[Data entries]
━━━━━━━━

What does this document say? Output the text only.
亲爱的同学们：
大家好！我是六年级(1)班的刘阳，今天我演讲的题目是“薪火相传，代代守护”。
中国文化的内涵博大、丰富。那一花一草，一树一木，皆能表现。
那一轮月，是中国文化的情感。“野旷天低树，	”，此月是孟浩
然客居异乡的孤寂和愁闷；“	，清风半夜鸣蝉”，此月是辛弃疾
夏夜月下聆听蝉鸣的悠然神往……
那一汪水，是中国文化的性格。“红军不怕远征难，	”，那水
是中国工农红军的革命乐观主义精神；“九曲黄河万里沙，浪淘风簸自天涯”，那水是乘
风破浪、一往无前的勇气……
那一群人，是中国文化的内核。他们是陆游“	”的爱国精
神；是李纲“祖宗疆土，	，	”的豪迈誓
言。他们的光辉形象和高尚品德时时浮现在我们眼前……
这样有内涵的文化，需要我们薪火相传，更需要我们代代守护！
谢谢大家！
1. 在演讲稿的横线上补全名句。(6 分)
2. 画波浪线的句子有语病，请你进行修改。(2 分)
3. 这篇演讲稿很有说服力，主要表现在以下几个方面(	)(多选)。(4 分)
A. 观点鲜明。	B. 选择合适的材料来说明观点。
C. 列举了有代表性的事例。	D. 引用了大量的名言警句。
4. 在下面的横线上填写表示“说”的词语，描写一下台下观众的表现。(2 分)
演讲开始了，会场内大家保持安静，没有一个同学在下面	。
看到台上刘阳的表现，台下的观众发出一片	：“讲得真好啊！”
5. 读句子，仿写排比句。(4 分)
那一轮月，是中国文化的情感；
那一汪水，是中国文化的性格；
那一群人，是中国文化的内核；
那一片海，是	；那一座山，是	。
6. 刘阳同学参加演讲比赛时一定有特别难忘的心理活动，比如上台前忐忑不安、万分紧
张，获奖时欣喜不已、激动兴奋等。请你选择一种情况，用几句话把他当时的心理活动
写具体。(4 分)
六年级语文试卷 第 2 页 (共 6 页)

━━━━━━━━

▶ **What is needed**: Check each line of the records above for the string "那一汪水", and report every line that has it.

▶ **Complete answer**:
那一汪水，是中国文化的性格。“红军不怕远征难，	”，那水
那一汪水，是中国文化的性格；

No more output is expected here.